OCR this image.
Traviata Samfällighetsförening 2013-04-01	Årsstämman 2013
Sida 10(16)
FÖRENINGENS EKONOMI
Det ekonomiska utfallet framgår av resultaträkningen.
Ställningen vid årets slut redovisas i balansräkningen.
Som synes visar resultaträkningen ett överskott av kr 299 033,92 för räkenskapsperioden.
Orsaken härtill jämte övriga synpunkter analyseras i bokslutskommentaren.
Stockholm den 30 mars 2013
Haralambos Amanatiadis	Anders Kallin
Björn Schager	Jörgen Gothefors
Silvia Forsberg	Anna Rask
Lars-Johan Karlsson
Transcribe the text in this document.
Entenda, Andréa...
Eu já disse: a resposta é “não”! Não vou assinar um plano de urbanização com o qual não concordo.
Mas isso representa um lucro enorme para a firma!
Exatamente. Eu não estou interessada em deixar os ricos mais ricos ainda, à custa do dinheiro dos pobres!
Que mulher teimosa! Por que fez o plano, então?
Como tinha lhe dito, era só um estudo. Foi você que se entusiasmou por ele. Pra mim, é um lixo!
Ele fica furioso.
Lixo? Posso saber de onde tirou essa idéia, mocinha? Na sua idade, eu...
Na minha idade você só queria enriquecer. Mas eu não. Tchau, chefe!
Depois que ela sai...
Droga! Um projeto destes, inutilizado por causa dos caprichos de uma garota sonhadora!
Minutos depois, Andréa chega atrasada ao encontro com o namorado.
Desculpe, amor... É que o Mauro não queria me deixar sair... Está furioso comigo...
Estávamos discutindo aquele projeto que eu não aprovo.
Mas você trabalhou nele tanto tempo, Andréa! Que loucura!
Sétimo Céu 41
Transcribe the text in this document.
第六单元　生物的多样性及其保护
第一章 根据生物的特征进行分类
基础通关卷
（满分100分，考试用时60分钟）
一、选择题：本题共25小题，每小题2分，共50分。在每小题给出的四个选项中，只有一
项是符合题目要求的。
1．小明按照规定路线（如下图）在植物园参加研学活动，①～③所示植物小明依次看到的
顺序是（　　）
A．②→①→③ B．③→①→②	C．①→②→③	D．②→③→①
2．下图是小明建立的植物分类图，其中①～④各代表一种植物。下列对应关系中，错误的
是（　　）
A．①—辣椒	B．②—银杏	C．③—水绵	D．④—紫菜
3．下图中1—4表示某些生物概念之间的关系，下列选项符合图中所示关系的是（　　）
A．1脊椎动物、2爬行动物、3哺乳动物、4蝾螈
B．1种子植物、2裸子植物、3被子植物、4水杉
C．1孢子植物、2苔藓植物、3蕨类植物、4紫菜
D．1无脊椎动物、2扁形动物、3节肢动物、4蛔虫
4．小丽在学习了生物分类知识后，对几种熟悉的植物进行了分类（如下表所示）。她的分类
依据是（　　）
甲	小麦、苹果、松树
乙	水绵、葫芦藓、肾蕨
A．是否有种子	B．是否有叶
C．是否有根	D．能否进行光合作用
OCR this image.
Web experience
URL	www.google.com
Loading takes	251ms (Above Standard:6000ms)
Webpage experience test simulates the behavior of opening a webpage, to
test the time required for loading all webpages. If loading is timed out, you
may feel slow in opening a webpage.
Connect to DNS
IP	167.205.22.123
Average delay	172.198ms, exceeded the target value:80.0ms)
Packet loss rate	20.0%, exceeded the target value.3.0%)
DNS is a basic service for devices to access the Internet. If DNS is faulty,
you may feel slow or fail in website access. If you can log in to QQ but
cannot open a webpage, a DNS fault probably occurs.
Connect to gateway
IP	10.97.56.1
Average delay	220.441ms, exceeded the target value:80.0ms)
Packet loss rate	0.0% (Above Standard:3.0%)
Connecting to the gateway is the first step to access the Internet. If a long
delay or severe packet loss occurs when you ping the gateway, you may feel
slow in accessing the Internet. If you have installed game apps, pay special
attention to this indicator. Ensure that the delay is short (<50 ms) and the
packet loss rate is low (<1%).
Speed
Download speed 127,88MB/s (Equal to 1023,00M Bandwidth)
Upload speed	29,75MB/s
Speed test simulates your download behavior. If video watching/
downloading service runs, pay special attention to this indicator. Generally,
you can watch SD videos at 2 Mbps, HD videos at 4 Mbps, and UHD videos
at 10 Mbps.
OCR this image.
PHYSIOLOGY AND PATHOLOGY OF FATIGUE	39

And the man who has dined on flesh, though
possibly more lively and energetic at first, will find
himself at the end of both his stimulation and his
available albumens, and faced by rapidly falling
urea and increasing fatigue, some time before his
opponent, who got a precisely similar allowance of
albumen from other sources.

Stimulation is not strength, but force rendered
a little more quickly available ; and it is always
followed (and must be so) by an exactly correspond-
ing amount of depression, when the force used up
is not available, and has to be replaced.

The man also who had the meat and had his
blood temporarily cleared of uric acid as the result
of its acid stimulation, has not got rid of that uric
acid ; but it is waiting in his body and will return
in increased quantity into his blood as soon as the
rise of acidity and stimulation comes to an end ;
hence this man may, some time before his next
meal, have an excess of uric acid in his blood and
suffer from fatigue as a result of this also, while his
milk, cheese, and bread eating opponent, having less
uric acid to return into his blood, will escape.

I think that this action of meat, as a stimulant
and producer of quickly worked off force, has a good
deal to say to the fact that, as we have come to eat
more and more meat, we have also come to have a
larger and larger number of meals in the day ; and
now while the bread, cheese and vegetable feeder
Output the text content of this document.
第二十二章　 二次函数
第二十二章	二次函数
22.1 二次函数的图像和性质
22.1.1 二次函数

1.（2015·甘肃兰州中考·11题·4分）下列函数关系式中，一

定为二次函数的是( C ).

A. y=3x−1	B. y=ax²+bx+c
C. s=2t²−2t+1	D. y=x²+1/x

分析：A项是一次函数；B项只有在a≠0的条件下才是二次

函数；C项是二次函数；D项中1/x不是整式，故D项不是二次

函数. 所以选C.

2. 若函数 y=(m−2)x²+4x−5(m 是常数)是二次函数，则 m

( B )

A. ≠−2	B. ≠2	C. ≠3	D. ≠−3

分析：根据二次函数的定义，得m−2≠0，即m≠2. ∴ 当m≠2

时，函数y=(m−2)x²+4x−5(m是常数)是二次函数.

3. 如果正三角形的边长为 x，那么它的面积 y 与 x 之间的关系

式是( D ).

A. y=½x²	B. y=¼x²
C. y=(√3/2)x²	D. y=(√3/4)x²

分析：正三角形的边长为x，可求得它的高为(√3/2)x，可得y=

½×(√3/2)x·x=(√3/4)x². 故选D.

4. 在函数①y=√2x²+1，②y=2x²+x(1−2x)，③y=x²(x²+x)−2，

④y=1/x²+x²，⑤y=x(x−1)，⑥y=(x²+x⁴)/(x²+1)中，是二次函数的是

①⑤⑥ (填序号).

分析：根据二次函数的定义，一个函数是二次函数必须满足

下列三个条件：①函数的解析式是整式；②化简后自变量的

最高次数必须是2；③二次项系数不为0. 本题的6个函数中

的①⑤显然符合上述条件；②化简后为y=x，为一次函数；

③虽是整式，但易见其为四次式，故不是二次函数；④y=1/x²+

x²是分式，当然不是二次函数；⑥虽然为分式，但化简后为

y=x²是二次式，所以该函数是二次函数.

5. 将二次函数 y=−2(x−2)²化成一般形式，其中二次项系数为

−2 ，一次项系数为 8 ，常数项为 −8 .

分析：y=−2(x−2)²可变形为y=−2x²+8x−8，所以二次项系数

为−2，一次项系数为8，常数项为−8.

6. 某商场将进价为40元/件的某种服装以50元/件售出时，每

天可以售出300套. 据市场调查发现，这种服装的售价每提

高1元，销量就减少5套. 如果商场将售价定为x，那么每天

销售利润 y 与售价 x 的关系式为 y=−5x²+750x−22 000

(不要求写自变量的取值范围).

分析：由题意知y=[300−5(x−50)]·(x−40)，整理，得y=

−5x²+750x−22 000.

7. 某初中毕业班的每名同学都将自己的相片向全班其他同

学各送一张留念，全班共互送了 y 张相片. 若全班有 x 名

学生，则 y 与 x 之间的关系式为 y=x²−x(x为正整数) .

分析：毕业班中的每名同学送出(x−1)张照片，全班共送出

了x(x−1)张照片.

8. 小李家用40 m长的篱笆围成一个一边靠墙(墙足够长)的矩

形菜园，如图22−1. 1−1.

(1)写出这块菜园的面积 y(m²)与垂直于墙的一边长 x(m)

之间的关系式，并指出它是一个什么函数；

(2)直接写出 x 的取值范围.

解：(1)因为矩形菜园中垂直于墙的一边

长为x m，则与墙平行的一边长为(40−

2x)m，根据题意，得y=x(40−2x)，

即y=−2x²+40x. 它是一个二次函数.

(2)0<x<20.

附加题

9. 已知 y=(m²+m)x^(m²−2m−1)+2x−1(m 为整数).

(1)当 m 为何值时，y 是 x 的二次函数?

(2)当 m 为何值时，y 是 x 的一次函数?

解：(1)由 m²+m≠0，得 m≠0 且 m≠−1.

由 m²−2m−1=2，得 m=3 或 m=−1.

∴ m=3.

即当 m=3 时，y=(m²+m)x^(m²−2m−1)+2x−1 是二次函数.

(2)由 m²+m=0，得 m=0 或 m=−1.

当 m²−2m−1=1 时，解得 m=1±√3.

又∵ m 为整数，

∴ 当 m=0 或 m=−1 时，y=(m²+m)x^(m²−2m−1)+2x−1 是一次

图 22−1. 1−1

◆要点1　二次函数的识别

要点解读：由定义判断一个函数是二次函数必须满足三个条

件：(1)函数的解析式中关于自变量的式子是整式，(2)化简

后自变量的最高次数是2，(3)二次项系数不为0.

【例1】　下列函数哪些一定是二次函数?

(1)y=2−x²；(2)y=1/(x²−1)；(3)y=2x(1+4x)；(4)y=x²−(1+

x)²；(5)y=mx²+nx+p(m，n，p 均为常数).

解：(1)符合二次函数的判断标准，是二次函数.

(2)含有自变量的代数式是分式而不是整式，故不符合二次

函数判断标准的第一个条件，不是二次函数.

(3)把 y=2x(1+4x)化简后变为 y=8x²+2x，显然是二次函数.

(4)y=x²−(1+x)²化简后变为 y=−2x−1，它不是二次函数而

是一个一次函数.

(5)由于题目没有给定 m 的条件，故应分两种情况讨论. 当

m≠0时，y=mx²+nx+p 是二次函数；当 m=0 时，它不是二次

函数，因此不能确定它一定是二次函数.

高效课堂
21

━━━━━━

• What you need to do: Report every line containing the word "have" from the listing above.

• Exercise answer:
slow in accessing the Internet. If you have installed game apps, pay special
meal, have an excess of uric acid in his blood and
deal to say to the fact that, as we have come to eat
more and more meat, we have also come to have a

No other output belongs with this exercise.